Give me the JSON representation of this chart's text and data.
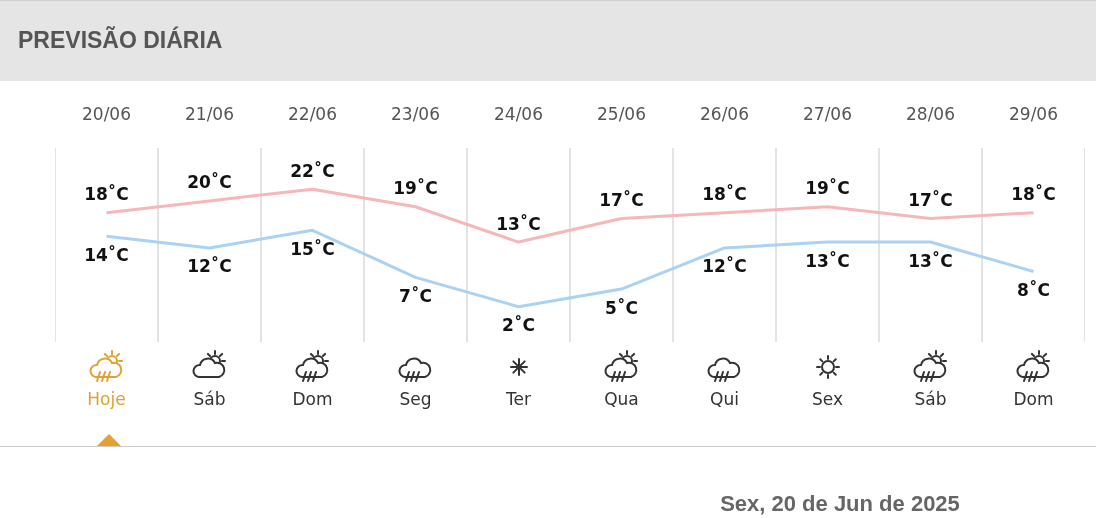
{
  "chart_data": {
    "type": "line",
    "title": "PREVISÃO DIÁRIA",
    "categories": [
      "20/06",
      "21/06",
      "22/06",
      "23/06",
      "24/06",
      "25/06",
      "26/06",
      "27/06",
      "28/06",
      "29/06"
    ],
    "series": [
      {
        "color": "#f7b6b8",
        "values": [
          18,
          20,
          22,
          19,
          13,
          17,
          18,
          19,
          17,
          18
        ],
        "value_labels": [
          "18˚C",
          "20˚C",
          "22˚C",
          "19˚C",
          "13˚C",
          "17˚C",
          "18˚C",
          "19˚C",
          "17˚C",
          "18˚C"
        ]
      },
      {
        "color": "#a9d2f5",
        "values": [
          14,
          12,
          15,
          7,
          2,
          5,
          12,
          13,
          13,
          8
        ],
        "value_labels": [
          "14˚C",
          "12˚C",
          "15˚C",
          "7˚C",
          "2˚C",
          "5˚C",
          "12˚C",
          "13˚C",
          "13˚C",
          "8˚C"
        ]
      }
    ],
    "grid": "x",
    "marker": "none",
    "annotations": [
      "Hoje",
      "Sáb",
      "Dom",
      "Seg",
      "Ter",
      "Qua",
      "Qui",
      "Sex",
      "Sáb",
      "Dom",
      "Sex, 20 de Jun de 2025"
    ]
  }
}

------------

▸ **WHAT TO DO**
Restate the data above word for word. Skip every picture.

▸ **SOLUTION TO THIS PROBLEM**
Give me the JSON representation of this chart's text and data.
{
  "chart_data": {
    "type": "line",
    "title": "PREVISÃO DIÁRIA",
    "categories": [
      "20/06",
      "21/06",
      "22/06",
      "23/06",
      "24/06",
      "25/06",
      "26/06",
      "27/06",
      "28/06",
      "29/06"
    ],
    "series": [
      {
        "color": "#f7b6b8",
        "values": [
          18,
          20,
          22,
          19,
          13,
          17,
          18,
          19,
          17,
          18
        ],
        "value_labels": [
          "18˚C",
          "20˚C",
          "22˚C",
          "19˚C",
          "13˚C",
          "17˚C",
          "18˚C",
          "19˚C",
          "17˚C",
          "18˚C"
        ]
      },
      {
        "color": "#a9d2f5",
        "values": [
          14,
          12,
          15,
          7,
          2,
          5,
          12,
          13,
          13,
          8
        ],
        "value_labels": [
          "14˚C",
          "12˚C",
          "15˚C",
          "7˚C",
          "2˚C",
          "5˚C",
          "12˚C",
          "13˚C",
          "13˚C",
          "8˚C"
        ]
      }
    ],
    "grid": "x",
    "marker": "none",
    "annotations": [
      "Hoje",
      "Sáb",
      "Dom",
      "Seg",
      "Ter",
      "Qua",
      "Qui",
      "Sex",
      "Sáb",
      "Dom",
      "Sex, 20 de Jun de 2025"
    ]
  }
}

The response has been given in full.